## Goal of the exercise
Set down the whole listing verbatim.
==============================
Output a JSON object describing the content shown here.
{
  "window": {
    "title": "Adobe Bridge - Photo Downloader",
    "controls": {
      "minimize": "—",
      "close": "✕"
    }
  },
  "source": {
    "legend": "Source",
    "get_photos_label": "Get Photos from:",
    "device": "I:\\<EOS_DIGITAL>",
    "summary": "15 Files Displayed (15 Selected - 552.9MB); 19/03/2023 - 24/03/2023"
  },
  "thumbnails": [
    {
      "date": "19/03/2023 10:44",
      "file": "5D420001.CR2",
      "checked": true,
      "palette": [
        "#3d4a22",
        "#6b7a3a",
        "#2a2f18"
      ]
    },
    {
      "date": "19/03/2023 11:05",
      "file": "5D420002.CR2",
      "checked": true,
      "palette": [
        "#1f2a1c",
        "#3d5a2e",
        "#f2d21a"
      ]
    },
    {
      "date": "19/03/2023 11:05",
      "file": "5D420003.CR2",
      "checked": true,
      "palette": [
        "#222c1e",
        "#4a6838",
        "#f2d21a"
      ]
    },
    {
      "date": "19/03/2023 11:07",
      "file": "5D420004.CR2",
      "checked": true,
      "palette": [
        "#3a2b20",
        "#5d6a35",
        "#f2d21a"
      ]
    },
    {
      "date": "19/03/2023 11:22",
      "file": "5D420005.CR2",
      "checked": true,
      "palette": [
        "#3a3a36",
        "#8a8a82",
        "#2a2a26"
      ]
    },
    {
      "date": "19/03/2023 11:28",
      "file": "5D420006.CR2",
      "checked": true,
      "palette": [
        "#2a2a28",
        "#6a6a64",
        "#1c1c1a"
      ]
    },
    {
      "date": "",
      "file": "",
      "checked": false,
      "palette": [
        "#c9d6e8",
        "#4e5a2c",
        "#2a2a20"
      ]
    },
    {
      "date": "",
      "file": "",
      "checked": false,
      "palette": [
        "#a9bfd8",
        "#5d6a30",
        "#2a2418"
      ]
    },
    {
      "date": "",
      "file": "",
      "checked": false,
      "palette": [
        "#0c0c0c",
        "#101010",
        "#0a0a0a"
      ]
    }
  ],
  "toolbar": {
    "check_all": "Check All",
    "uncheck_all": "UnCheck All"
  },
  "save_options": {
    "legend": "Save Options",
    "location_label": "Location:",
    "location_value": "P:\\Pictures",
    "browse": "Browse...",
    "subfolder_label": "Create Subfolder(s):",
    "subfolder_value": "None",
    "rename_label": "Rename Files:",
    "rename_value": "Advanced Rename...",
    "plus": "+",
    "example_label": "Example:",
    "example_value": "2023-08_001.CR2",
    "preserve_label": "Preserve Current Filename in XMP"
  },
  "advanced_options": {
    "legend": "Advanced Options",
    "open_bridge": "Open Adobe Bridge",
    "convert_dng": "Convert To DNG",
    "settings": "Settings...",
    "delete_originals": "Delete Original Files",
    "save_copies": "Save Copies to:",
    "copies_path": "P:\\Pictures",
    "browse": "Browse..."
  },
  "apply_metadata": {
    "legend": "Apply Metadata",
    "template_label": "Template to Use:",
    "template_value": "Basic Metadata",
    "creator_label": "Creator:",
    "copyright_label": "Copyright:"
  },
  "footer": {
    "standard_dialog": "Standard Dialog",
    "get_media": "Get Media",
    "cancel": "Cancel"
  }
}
==============================
## Full solution
Output a JSON object describing the content shown here.
{
  "window": {
    "title": "Adobe Bridge - Photo Downloader",
    "controls": {
      "minimize": "—",
      "close": "✕"
    }
  },
  "source": {
    "legend": "Source",
    "get_photos_label": "Get Photos from:",
    "device": "I:\\<EOS_DIGITAL>",
    "summary": "15 Files Displayed (15 Selected - 552.9MB); 19/03/2023 - 24/03/2023"
  },
  "thumbnails": [
    {
      "date": "19/03/2023 10:44",
      "file": "5D420001.CR2",
      "checked": true,
      "palette": [
        "#3d4a22",
        "#6b7a3a",
        "#2a2f18"
      ]
    },
    {
      "date": "19/03/2023 11:05",
      "file": "5D420002.CR2",
      "checked": true,
      "palette": [
        "#1f2a1c",
        "#3d5a2e",
        "#f2d21a"
      ]
    },
    {
      "date": "19/03/2023 11:05",
      "file": "5D420003.CR2",
      "checked": true,
      "palette": [
        "#222c1e",
        "#4a6838",
        "#f2d21a"
      ]
    },
    {
      "date": "19/03/2023 11:07",
      "file": "5D420004.CR2",
      "checked": true,
      "palette": [
        "#3a2b20",
        "#5d6a35",
        "#f2d21a"
      ]
    },
    {
      "date": "19/03/2023 11:22",
      "file": "5D420005.CR2",
      "checked": true,
      "palette": [
        "#3a3a36",
        "#8a8a82",
        "#2a2a26"
      ]
    },
    {
      "date": "19/03/2023 11:28",
      "file": "5D420006.CR2",
      "checked": true,
      "palette": [
        "#2a2a28",
        "#6a6a64",
        "#1c1c1a"
      ]
    },
    {
      "date": "",
      "file": "",
      "checked": false,
      "palette": [
        "#c9d6e8",
        "#4e5a2c",
        "#2a2a20"
      ]
    },
    {
      "date": "",
      "file": "",
      "checked": false,
      "palette": [
        "#a9bfd8",
        "#5d6a30",
        "#2a2418"
      ]
    },
    {
      "date": "",
      "file": "",
      "checked": false,
      "palette": [
        "#0c0c0c",
        "#101010",
        "#0a0a0a"
      ]
    }
  ],
  "toolbar": {
    "check_all": "Check All",
    "uncheck_all": "UnCheck All"
  },
  "save_options": {
    "legend": "Save Options",
    "location_label": "Location:",
    "location_value": "P:\\Pictures",
    "browse": "Browse...",
    "subfolder_label": "Create Subfolder(s):",
    "subfolder_value": "None",
    "rename_label": "Rename Files:",
    "rename_value": "Advanced Rename...",
    "plus": "+",
    "example_label": "Example:",
    "example_value": "2023-08_001.CR2",
    "preserve_label": "Preserve Current Filename in XMP"
  },
  "advanced_options": {
    "legend": "Advanced Options",
    "open_bridge": "Open Adobe Bridge",
    "convert_dng": "Convert To DNG",
    "settings": "Settings...",
    "delete_originals": "Delete Original Files",
    "save_copies": "Save Copies to:",
    "copies_path": "P:\\Pictures",
    "browse": "Browse..."
  },
  "apply_metadata": {
    "legend": "Apply Metadata",
    "template_label": "Template to Use:",
    "template_value": "Basic Metadata",
    "creator_label": "Creator:",
    "copyright_label": "Copyright:"
  },
  "footer": {
    "standard_dialog": "Standard Dialog",
    "get_media": "Get Media",
    "cancel": "Cancel"
  }
}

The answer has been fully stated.